# Exercise objective
Go through the material and pull out every line with the string "Level" in it.

# Data to use
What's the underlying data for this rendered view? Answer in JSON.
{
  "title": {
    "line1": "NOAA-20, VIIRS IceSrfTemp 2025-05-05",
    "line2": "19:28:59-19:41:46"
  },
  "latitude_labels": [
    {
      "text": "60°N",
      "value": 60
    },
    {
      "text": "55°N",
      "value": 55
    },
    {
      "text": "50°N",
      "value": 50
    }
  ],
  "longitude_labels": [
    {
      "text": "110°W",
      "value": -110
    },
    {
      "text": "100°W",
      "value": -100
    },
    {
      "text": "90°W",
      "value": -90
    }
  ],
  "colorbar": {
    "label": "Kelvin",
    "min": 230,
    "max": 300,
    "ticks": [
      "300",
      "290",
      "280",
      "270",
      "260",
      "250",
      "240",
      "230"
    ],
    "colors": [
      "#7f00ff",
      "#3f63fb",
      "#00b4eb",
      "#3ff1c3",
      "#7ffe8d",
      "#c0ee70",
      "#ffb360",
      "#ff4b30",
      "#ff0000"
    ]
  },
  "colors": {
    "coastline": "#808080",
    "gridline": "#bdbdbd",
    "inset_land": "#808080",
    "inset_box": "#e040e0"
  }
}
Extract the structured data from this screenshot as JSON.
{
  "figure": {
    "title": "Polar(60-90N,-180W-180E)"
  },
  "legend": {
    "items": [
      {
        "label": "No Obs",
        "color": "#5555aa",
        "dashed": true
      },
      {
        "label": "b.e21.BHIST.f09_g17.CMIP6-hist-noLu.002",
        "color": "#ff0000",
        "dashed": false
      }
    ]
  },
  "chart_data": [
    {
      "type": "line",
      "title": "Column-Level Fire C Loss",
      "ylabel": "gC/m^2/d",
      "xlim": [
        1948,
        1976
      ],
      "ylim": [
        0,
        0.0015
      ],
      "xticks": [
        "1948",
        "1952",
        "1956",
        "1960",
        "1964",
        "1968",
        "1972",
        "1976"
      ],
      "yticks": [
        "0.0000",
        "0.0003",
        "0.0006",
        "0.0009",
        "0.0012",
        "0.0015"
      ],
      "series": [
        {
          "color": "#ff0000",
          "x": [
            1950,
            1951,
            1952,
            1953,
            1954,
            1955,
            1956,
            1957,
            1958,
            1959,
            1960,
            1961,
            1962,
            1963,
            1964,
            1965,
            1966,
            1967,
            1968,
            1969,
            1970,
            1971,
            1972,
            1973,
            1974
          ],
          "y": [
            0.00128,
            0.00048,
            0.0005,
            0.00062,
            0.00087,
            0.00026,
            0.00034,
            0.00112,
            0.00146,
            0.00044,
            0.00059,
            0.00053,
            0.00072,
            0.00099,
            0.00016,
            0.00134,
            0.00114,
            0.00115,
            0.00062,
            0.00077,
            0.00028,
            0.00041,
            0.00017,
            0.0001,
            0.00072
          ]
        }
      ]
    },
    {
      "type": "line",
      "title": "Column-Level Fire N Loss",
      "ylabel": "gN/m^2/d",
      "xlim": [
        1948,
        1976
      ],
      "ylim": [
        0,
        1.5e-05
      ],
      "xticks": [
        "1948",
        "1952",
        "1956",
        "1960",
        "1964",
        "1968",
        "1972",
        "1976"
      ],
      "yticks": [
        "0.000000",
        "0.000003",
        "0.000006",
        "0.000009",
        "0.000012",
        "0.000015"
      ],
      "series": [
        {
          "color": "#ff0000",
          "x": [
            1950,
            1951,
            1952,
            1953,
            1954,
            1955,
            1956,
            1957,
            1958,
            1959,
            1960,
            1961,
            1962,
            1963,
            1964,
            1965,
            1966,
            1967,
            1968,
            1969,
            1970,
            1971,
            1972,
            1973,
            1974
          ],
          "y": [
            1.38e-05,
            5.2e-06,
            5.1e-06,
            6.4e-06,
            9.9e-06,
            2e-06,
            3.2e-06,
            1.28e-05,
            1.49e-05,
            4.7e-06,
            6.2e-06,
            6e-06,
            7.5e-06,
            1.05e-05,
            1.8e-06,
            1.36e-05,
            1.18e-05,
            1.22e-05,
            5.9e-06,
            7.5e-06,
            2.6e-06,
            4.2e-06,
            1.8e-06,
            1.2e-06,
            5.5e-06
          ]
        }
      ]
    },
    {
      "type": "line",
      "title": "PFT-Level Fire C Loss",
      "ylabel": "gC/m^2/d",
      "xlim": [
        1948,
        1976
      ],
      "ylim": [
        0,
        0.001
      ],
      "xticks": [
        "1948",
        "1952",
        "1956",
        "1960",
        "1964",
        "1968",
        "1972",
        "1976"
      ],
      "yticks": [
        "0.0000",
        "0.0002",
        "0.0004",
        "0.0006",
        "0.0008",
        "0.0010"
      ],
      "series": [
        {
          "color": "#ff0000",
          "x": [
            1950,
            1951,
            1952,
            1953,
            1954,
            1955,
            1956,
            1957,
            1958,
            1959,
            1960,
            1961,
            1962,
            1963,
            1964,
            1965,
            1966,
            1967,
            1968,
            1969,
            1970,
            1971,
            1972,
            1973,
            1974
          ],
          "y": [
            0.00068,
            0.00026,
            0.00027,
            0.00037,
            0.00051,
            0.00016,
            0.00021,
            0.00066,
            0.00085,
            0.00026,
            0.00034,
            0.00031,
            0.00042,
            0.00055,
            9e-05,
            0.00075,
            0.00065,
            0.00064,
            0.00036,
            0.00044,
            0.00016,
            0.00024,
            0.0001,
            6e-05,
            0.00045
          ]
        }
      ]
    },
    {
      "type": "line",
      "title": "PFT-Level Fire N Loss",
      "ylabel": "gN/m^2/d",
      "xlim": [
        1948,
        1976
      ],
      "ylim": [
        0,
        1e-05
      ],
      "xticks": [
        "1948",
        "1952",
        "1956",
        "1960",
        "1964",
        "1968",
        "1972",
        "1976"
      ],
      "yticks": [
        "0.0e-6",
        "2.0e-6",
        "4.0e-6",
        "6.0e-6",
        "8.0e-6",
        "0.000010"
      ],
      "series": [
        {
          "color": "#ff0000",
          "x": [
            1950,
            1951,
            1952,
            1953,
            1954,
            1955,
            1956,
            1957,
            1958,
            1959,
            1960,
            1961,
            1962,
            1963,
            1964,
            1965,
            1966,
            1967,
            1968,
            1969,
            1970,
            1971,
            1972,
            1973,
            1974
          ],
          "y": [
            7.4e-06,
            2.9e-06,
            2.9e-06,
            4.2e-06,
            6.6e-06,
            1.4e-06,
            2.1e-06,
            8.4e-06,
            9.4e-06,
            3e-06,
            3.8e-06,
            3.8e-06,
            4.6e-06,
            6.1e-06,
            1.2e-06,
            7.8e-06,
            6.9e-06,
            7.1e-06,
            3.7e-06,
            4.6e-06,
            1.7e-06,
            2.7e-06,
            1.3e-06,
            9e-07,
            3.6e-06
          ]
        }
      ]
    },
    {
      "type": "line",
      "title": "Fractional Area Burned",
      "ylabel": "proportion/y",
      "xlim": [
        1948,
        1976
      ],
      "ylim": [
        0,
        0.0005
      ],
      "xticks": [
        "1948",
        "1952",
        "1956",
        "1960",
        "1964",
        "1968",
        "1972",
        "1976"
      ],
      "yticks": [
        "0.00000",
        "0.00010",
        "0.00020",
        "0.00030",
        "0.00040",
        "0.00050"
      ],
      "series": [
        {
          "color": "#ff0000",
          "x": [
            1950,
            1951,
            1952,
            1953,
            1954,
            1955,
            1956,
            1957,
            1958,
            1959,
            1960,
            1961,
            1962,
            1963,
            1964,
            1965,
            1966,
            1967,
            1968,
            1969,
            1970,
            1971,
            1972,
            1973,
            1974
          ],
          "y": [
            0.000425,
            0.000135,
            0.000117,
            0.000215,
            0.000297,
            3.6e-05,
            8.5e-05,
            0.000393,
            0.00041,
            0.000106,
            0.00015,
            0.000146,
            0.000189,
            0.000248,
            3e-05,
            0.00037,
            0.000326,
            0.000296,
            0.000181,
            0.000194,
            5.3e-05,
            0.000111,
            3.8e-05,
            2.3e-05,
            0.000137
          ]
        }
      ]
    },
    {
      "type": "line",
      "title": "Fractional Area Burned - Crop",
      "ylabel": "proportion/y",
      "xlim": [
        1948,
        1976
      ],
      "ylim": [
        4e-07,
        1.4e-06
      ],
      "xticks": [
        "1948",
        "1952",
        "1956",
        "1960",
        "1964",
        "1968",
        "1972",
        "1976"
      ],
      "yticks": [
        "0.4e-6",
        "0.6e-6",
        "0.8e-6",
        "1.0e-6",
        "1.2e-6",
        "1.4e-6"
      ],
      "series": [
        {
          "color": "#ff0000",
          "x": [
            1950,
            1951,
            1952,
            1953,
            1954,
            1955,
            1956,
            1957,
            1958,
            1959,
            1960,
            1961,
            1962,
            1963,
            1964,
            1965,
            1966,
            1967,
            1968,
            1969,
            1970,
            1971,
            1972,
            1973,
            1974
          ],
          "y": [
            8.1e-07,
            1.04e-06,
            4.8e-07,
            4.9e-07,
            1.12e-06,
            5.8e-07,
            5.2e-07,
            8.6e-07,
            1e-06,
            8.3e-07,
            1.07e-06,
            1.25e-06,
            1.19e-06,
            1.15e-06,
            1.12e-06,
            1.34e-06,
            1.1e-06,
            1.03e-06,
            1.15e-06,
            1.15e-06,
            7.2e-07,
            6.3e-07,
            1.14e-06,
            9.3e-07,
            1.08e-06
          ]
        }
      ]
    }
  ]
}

# Complete response
      "title": "Column-Level Fire C Loss",
      "title": "Column-Level Fire N Loss",
      "title": "PFT-Level Fire C Loss",
      "title": "PFT-Level Fire N Loss",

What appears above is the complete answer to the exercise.